-- start of STORED RECORDS --
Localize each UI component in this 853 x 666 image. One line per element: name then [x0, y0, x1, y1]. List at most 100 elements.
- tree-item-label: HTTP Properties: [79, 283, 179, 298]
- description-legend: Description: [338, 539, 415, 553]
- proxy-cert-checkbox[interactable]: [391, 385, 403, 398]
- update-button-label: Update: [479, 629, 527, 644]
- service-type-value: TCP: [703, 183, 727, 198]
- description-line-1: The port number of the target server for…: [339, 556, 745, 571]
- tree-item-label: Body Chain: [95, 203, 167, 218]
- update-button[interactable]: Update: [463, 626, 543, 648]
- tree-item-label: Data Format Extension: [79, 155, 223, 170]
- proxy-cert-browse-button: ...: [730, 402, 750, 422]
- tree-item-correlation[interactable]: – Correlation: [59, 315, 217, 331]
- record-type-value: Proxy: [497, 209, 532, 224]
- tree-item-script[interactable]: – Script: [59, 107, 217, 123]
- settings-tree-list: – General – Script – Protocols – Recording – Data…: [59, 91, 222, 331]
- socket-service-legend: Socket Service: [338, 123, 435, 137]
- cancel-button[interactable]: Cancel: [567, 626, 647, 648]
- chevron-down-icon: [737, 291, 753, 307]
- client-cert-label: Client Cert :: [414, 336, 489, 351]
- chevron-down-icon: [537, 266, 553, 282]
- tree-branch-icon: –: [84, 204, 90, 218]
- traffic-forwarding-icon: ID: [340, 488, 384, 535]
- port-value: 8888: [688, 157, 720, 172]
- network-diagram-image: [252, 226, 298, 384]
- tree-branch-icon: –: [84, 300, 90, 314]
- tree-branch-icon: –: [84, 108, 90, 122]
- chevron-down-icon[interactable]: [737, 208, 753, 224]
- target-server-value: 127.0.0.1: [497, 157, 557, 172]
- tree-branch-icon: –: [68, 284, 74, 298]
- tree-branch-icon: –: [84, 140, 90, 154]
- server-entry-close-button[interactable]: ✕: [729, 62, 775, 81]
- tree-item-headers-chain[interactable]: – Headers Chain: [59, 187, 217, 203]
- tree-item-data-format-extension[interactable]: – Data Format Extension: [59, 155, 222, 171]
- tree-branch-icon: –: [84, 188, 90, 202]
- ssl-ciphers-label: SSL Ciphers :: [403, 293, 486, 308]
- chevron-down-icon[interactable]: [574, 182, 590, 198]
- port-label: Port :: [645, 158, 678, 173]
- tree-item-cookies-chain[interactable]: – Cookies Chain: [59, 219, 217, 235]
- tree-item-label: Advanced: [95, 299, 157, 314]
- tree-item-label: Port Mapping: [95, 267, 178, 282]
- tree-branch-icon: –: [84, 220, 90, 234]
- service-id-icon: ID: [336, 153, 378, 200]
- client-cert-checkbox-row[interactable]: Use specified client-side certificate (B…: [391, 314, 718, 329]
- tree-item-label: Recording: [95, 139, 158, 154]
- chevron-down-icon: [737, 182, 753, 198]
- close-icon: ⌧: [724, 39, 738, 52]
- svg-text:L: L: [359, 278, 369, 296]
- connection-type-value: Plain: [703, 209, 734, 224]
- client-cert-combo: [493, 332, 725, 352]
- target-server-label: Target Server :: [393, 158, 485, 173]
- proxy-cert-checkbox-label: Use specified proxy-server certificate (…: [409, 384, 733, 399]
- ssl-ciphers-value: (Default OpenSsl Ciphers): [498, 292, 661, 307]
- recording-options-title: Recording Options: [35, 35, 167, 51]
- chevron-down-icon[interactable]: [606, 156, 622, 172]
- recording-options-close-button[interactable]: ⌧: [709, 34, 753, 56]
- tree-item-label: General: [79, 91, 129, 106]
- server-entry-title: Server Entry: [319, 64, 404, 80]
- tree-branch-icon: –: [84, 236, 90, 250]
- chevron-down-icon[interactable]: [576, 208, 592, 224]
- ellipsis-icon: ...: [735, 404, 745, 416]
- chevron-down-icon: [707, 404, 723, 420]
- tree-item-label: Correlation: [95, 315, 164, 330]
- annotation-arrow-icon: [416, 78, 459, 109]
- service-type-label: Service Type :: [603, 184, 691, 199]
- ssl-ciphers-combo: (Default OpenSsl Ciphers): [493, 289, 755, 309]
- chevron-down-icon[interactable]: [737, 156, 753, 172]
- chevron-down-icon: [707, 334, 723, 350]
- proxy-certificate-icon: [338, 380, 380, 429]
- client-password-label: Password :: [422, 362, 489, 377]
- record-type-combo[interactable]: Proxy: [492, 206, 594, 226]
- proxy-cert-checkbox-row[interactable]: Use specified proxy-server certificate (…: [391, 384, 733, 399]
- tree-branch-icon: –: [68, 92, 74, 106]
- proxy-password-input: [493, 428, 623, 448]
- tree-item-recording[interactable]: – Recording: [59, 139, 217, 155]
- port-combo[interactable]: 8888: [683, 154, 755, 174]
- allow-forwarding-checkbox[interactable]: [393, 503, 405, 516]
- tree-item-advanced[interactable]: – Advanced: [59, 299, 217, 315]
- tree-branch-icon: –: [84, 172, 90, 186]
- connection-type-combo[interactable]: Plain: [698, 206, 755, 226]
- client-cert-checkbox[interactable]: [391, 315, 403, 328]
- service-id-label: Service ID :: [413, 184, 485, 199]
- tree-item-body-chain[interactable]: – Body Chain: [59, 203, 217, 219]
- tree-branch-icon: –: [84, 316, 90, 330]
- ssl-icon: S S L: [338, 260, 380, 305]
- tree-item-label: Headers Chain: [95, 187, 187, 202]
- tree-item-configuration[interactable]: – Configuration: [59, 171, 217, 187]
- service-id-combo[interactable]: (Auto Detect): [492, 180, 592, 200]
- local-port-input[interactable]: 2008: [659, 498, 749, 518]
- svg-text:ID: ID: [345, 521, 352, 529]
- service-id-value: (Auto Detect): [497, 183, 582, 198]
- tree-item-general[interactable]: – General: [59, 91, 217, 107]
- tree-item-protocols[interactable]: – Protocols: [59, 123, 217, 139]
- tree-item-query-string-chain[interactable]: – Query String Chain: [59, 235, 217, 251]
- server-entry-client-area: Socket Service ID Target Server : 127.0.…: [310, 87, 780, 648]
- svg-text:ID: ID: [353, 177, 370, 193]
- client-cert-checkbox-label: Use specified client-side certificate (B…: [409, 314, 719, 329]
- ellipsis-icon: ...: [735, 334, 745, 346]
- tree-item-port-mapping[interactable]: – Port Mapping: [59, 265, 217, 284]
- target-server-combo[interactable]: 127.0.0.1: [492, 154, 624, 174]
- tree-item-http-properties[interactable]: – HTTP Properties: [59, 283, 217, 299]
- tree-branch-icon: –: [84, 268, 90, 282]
-- end of STORED RECORDS --
WHAT YOU SHOULD DO:
Put every line of the material above into a Markdown table with the columns "Row" and "Line", numbering the rows and leaving out blank lines.

THE SOLUTION:
| Row | Line |
|---|---|
| 1 | Localize each UI component in this 853 x 666 image. One line per element: name then [x0, y0, x1, y1]. List at most 100 elements. |
| 2 | - tree-item-label: HTTP Properties: [79, 283, 179, 298] |
| 3 | - description-legend: Description: [338, 539, 415, 553] |
| 4 | - proxy-cert-checkbox[interactable]: [391, 385, 403, 398] |
| 5 | - update-button-label: Update: [479, 629, 527, 644] |
| 6 | - service-type-value: TCP: [703, 183, 727, 198] |
| 7 | - description-line-1: The port number of the target server for…: [339, 556, 745, 571] |
| 8 | - tree-item-label: Body Chain: [95, 203, 167, 218] |
| 9 | - update-button[interactable]: Update: [463, 626, 543, 648] |
| 10 | - tree-item-label: Data Format Extension: [79, 155, 223, 170] |
| 11 | - proxy-cert-browse-button: ...: [730, 402, 750, 422] |
| 12 | - tree-item-correlation[interactable]: – Correlation: [59, 315, 217, 331] |
| 13 | - record-type-value: Proxy: [497, 209, 532, 224] |
| 14 | - tree-item-script[interactable]: – Script: [59, 107, 217, 123] |
| 15 | - settings-tree-list: – General – Script – Protocols – Recording – Data…: [59, 91, 222, 331] |
| 16 | - socket-service-legend: Socket Service: [338, 123, 435, 137] |
| 17 | - cancel-button[interactable]: Cancel: [567, 626, 647, 648] |
| 18 | - chevron-down-icon: [737, 291, 753, 307] |
| 19 | - client-cert-label: Client Cert :: [414, 336, 489, 351] |
| 20 | - chevron-down-icon: [537, 266, 553, 282] |
| 21 | - tree-branch-icon: –: [84, 204, 90, 218] |
| 22 | - traffic-forwarding-icon: ID: [340, 488, 384, 535] |
| 23 | - port-value: 8888: [688, 157, 720, 172] |
| 24 | - network-diagram-image: [252, 226, 298, 384] |
| 25 | - tree-branch-icon: –: [84, 300, 90, 314] |
| 26 | - tree-branch-icon: –: [84, 108, 90, 122] |
| 27 | - chevron-down-icon[interactable]: [737, 208, 753, 224] |
| 28 | - target-server-value: 127.0.0.1: [497, 157, 557, 172] |
| 29 | - tree-branch-icon: –: [68, 284, 74, 298] |
| 30 | - tree-branch-icon: –: [84, 140, 90, 154] |
| 31 | - server-entry-close-button[interactable]: ✕: [729, 62, 775, 81] |
| 32 | - tree-item-headers-chain[interactable]: – Headers Chain: [59, 187, 217, 203] |
| 33 | - tree-item-data-format-extension[interactable]: – Data Format Extension: [59, 155, 222, 171] |
| 34 | - tree-branch-icon: –: [84, 188, 90, 202] |
| 35 | - ssl-ciphers-label: SSL Ciphers :: [403, 293, 486, 308] |
| 36 | - chevron-down-icon[interactable]: [574, 182, 590, 198] |
| 37 | - port-label: Port :: [645, 158, 678, 173] |
| 38 | - tree-item-cookies-chain[interactable]: – Cookies Chain: [59, 219, 217, 235] |
| 39 | - tree-item-label: Advanced: [95, 299, 157, 314] |
| 40 | - tree-item-label: Port Mapping: [95, 267, 178, 282] |
| 41 | - tree-branch-icon: –: [84, 220, 90, 234] |
| 42 | - service-id-icon: ID: [336, 153, 378, 200] |
| 43 | - client-cert-checkbox-row[interactable]: Use specified client-side certificate (B…: [391, 314, 718, 329] |
| 44 | - tree-item-label: Recording: [95, 139, 158, 154] |
| 45 | - chevron-down-icon: [737, 182, 753, 198] |
| 46 | - close-icon: ⌧: [724, 39, 738, 52] |
| 47 | - svg-text:L: L: [359, 278, 369, 296] |
| 48 | - connection-type-value: Plain: [703, 209, 734, 224] |
| 49 | - client-cert-combo: [493, 332, 725, 352] |
| 50 | - target-server-label: Target Server :: [393, 158, 485, 173] |
| 51 | - proxy-cert-checkbox-label: Use specified proxy-server certificate (…: [409, 384, 733, 399] |
| 52 | - ssl-ciphers-value: (Default OpenSsl Ciphers): [498, 292, 661, 307] |
| 53 | - recording-options-title: Recording Options: [35, 35, 167, 51] |
| 54 | - chevron-down-icon[interactable]: [606, 156, 622, 172] |
| 55 | - recording-options-close-button[interactable]: ⌧: [709, 34, 753, 56] |
| 56 | - tree-item-label: General: [79, 91, 129, 106] |
| 57 | - server-entry-title: Server Entry: [319, 64, 404, 80] |
| 58 | - tree-branch-icon: –: [84, 236, 90, 250] |
| 59 | - chevron-down-icon[interactable]: [576, 208, 592, 224] |
| 60 | - ellipsis-icon: ...: [735, 404, 745, 416] |
| 61 | - chevron-down-icon: [707, 404, 723, 420] |
| 62 | - tree-item-label: Correlation: [95, 315, 164, 330] |
| 63 | - annotation-arrow-icon: [416, 78, 459, 109] |
| 64 | - service-type-label: Service Type :: [603, 184, 691, 199] |
| 65 | - ssl-ciphers-combo: (Default OpenSsl Ciphers): [493, 289, 755, 309] |
| 66 | - chevron-down-icon[interactable]: [737, 156, 753, 172] |
| 67 | - chevron-down-icon: [707, 334, 723, 350] |
| 68 | - proxy-certificate-icon: [338, 380, 380, 429] |
| 69 | - client-password-label: Password :: [422, 362, 489, 377] |
| 70 | - record-type-combo[interactable]: Proxy: [492, 206, 594, 226] |
| 71 | - proxy-cert-checkbox-row[interactable]: Use specified proxy-server certificate (…: [391, 384, 733, 399] |
| 72 | - tree-branch-icon: –: [68, 92, 74, 106] |
| 73 | - proxy-password-input: [493, 428, 623, 448] |
| 74 | - tree-item-recording[interactable]: – Recording: [59, 139, 217, 155] |
| 75 | - port-combo[interactable]: 8888: [683, 154, 755, 174] |
| 76 | - allow-forwarding-checkbox[interactable]: [393, 503, 405, 516] |
| 77 | - tree-item-advanced[interactable]: – Advanced: [59, 299, 217, 315] |
| 78 | - tree-branch-icon: –: [84, 172, 90, 186] |
| 79 | - connection-type-combo[interactable]: Plain: [698, 206, 755, 226] |
| 80 | - client-cert-checkbox[interactable]: [391, 315, 403, 328] |
| 81 | - service-id-label: Service ID :: [413, 184, 485, 199] |
| 82 | - tree-item-body-chain[interactable]: – Body Chain: [59, 203, 217, 219] |
| 83 | - tree-branch-icon: –: [84, 316, 90, 330] |
| 84 | - ssl-icon: S S L: [338, 260, 380, 305] |
| 85 | - tree-item-label: Headers Chain: [95, 187, 187, 202] |
| 86 | - tree-item-configuration[interactable]: – Configuration: [59, 171, 217, 187] |
| 87 | - service-id-combo[interactable]: (Auto Detect): [492, 180, 592, 200] |
| 88 | - local-port-input[interactable]: 2008: [659, 498, 749, 518] |
| 89 | - svg-text:ID: ID: [345, 521, 352, 529] |
| 90 | - service-id-value: (Auto Detect): [497, 183, 582, 198] |
| 91 | - tree-item-general[interactable]: – General: [59, 91, 217, 107] |
| 92 | - tree-item-protocols[interactable]: – Protocols: [59, 123, 217, 139] |
| 93 | - tree-item-query-string-chain[interactable]: – Query String Chain: [59, 235, 217, 251] |
| 94 | - server-entry-client-area: Socket Service ID Target Server : 127.0.…: [310, 87, 780, 648] |
| 95 | - svg-text:ID: ID: [353, 177, 370, 193] |
| 96 | - client-cert-checkbox-label: Use specified client-side certificate (B…: [409, 314, 719, 329] |
| 97 | - ellipsis-icon: ...: [735, 334, 745, 346] |
| 98 | - tree-item-port-mapping[interactable]: – Port Mapping: [59, 265, 217, 284] |
| 99 | - target-server-combo[interactable]: 127.0.0.1: [492, 154, 624, 174] |
| 100 | - tree-item-http-properties[interactable]: – HTTP Properties: [59, 283, 217, 299] |
| 101 | - tree-branch-icon: –: [84, 268, 90, 282] |